_Work to do_.
Leave out the pictures and copy every record exactly.

>>>

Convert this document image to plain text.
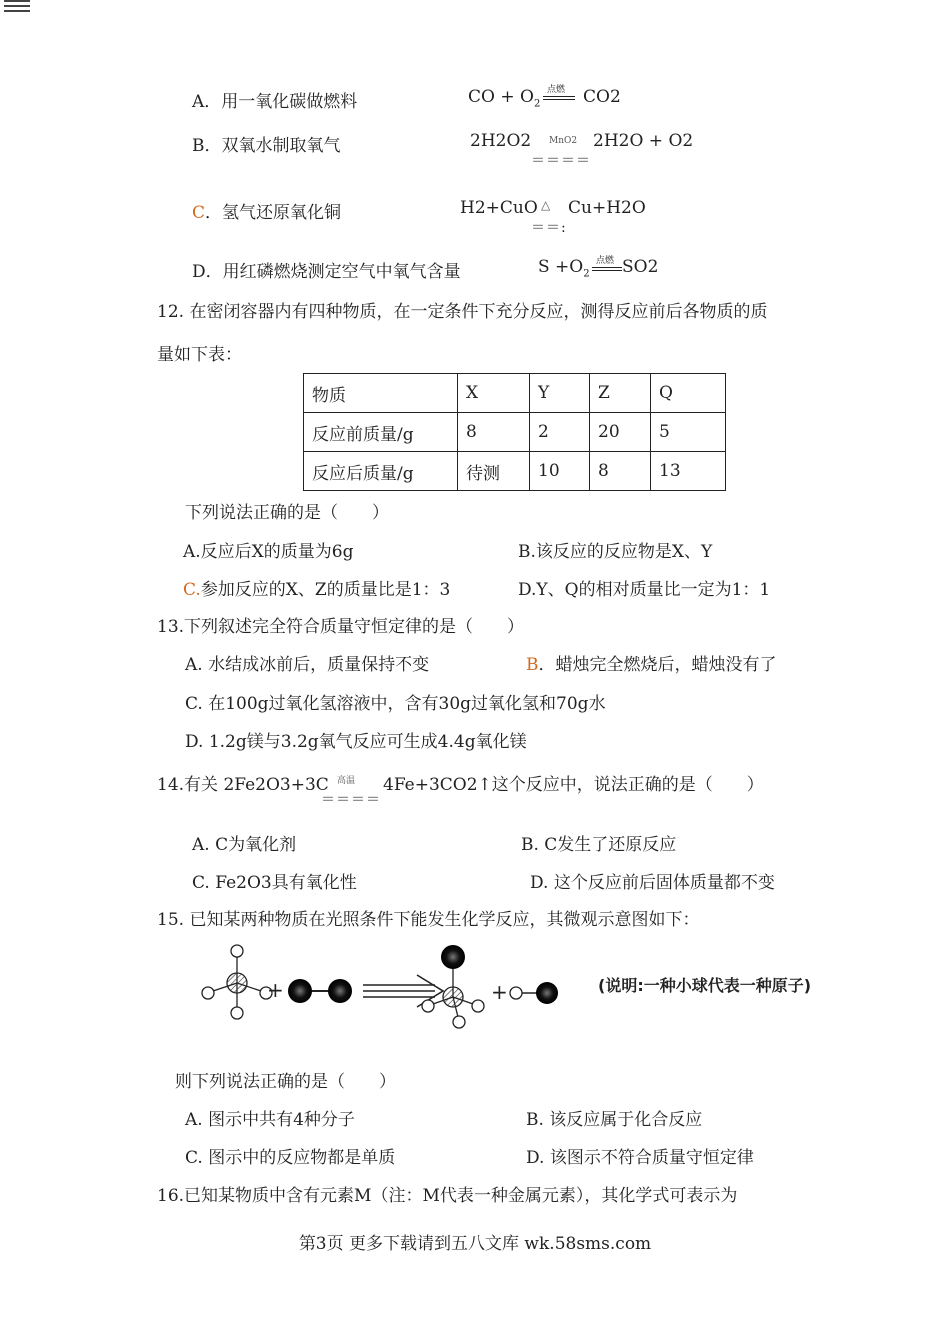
A．用一氧化碳做燃料	CO + $O_2$
点燃 CO2
B．双氧水制取氧气	2H2O2 MnO2
＝＝＝＝
2H2O + O2
C．氢气还原氧化铜	H2+CuO △
＝＝:
Cu+H2O
D．用红磷燃烧测定空气中氧气含量	$S +O_2$
点燃 SO2
12. 在密闭容器内有四种物质，在一定条件下充分反应，测得反应前后各物质的质
量如下表：
物质	X	Y	Z	Q
反应前质量/g	8	2	20	5
反应后质量/g	待测	10	8	13
下列说法正确的是（　　）
A.反应后X的质量为6g	B.该反应的反应物是X、Y
C.参加反应的X、Z的质量比是1：3	D.Y、Q的相对质量比一定为1：1
13.下列叙述完全符合质量守恒定律的是（　　）
A. 水结成冰前后，质量保持不变	B．蜡烛完全燃烧后，蜡烛没有了
C. 在100g过氧化氢溶液中，含有30g过氧化氢和70g水
D. 1.2g镁与3.2g氧气反应可生成4.4g氧化镁
14.有关 2Fe2O3+3C 高温
＝＝＝＝
4Fe+3CO2↑这个反应中，说法正确的是（　　）
A. C为氧化剂	B. C发生了还原反应
C. Fe2O3具有氧化性	D. 这个反应前后固体质量都不变
15. 已知某两种物质在光照条件下能发生化学反应，其微观示意图如下：
+	+	(说明:一种小球代表一种原子)
则下列说法正确的是（　　）
A. 图示中共有4种分子	B. 该反应属于化合反应
C. 图示中的反应物都是单质	D. 该图示不符合质量守恒定律
16.已知某物质中含有元素M（注：M代表一种金属元素），其化学式可表示为
第3页 更多下载请到五八文库 wk.58sms.com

<<<

_Output below_.
Convert this document image to plain text.
A．用一氧化碳做燃料	CO + $O_2$
点燃 CO2
B．双氧水制取氧气	2H2O2 MnO2
＝＝＝＝
2H2O + O2
C．氢气还原氧化铜	H2+CuO △
＝＝:
Cu+H2O
D．用红磷燃烧测定空气中氧气含量	$S +O_2$
点燃 SO2
12. 在密闭容器内有四种物质，在一定条件下充分反应，测得反应前后各物质的质
量如下表：
物质	X	Y	Z	Q
反应前质量/g	8	2	20	5
反应后质量/g	待测	10	8	13
下列说法正确的是（　　）
A.反应后X的质量为6g	B.该反应的反应物是X、Y
C.参加反应的X、Z的质量比是1：3	D.Y、Q的相对质量比一定为1：1
13.下列叙述完全符合质量守恒定律的是（　　）
A. 水结成冰前后，质量保持不变	B．蜡烛完全燃烧后，蜡烛没有了
C. 在100g过氧化氢溶液中，含有30g过氧化氢和70g水
D. 1.2g镁与3.2g氧气反应可生成4.4g氧化镁
14.有关 2Fe2O3+3C 高温
＝＝＝＝
4Fe+3CO2↑这个反应中，说法正确的是（　　）
A. C为氧化剂	B. C发生了还原反应
C. Fe2O3具有氧化性	D. 这个反应前后固体质量都不变
15. 已知某两种物质在光照条件下能发生化学反应，其微观示意图如下：
+	+	(说明:一种小球代表一种原子)
则下列说法正确的是（　　）
A. 图示中共有4种分子	B. 该反应属于化合反应
C. 图示中的反应物都是单质	D. 该图示不符合质量守恒定律
16.已知某物质中含有元素M（注：M代表一种金属元素），其化学式可表示为
第3页 更多下载请到五八文库 wk.58sms.com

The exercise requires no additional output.